EXERCISE INSTRUCTIONS: An exact copy of every record is needed.

INPUT MATERIAL:

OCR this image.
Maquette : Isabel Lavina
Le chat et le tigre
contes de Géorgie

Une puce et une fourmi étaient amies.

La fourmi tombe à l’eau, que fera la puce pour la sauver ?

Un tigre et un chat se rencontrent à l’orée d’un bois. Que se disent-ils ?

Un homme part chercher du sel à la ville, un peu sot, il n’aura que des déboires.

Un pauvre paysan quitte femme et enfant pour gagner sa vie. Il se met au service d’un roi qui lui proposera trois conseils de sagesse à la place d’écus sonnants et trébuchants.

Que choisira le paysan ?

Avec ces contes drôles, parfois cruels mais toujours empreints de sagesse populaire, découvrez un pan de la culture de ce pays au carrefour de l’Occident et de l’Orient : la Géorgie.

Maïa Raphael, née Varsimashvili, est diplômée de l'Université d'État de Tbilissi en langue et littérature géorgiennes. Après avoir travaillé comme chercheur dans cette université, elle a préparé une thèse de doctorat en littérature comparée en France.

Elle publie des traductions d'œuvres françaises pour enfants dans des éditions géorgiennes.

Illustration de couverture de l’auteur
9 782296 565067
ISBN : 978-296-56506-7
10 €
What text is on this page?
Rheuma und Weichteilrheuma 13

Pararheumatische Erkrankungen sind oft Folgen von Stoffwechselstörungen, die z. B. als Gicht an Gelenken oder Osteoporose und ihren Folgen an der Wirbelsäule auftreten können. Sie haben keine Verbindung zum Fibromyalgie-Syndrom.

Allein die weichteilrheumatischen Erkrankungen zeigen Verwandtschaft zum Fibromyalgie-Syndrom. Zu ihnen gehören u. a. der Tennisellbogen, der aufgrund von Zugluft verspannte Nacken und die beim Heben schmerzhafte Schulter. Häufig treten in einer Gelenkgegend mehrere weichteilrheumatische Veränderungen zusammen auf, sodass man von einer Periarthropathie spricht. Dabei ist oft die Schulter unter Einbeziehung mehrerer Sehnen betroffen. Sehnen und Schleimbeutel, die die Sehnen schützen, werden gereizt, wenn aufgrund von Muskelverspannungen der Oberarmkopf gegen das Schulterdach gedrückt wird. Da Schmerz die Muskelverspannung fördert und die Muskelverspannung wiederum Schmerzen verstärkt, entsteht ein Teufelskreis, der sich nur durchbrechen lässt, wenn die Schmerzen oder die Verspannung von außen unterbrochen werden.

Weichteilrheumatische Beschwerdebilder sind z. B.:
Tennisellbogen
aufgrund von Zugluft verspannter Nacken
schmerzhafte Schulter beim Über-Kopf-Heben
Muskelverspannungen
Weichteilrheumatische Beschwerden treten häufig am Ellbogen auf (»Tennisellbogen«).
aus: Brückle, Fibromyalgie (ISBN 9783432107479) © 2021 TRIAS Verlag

TASK ANSWER:
OCR this image.
Maquette : Isabel Lavina
Le chat et le tigre
contes de Géorgie

Une puce et une fourmi étaient amies.

La fourmi tombe à l’eau, que fera la puce pour la sauver ?

Un tigre et un chat se rencontrent à l’orée d’un bois. Que se disent-ils ?

Un homme part chercher du sel à la ville, un peu sot, il n’aura que des déboires.

Un pauvre paysan quitte femme et enfant pour gagner sa vie. Il se met au service d’un roi qui lui proposera trois conseils de sagesse à la place d’écus sonnants et trébuchants.

Que choisira le paysan ?

Avec ces contes drôles, parfois cruels mais toujours empreints de sagesse populaire, découvrez un pan de la culture de ce pays au carrefour de l’Occident et de l’Orient : la Géorgie.

Maïa Raphael, née Varsimashvili, est diplômée de l'Université d'État de Tbilissi en langue et littérature géorgiennes. Après avoir travaillé comme chercheur dans cette université, elle a préparé une thèse de doctorat en littérature comparée en France.

Elle publie des traductions d'œuvres françaises pour enfants dans des éditions géorgiennes.

Illustration de couverture de l’auteur
9 782296 565067
ISBN : 978-296-56506-7
10 €
What text is on this page?
Rheuma und Weichteilrheuma 13

Pararheumatische Erkrankungen sind oft Folgen von Stoffwechselstörungen, die z. B. als Gicht an Gelenken oder Osteoporose und ihren Folgen an der Wirbelsäule auftreten können. Sie haben keine Verbindung zum Fibromyalgie-Syndrom.

Allein die weichteilrheumatischen Erkrankungen zeigen Verwandtschaft zum Fibromyalgie-Syndrom. Zu ihnen gehören u. a. der Tennisellbogen, der aufgrund von Zugluft verspannte Nacken und die beim Heben schmerzhafte Schulter. Häufig treten in einer Gelenkgegend mehrere weichteilrheumatische Veränderungen zusammen auf, sodass man von einer Periarthropathie spricht. Dabei ist oft die Schulter unter Einbeziehung mehrerer Sehnen betroffen. Sehnen und Schleimbeutel, die die Sehnen schützen, werden gereizt, wenn aufgrund von Muskelverspannungen der Oberarmkopf gegen das Schulterdach gedrückt wird. Da Schmerz die Muskelverspannung fördert und die Muskelverspannung wiederum Schmerzen verstärkt, entsteht ein Teufelskreis, der sich nur durchbrechen lässt, wenn die Schmerzen oder die Verspannung von außen unterbrochen werden.

Weichteilrheumatische Beschwerdebilder sind z. B.:
Tennisellbogen
aufgrund von Zugluft verspannter Nacken
schmerzhafte Schulter beim Über-Kopf-Heben
Muskelverspannungen
Weichteilrheumatische Beschwerden treten häufig am Ellbogen auf (»Tennisellbogen«).
aus: Brückle, Fibromyalgie (ISBN 9783432107479) © 2021 TRIAS Verlag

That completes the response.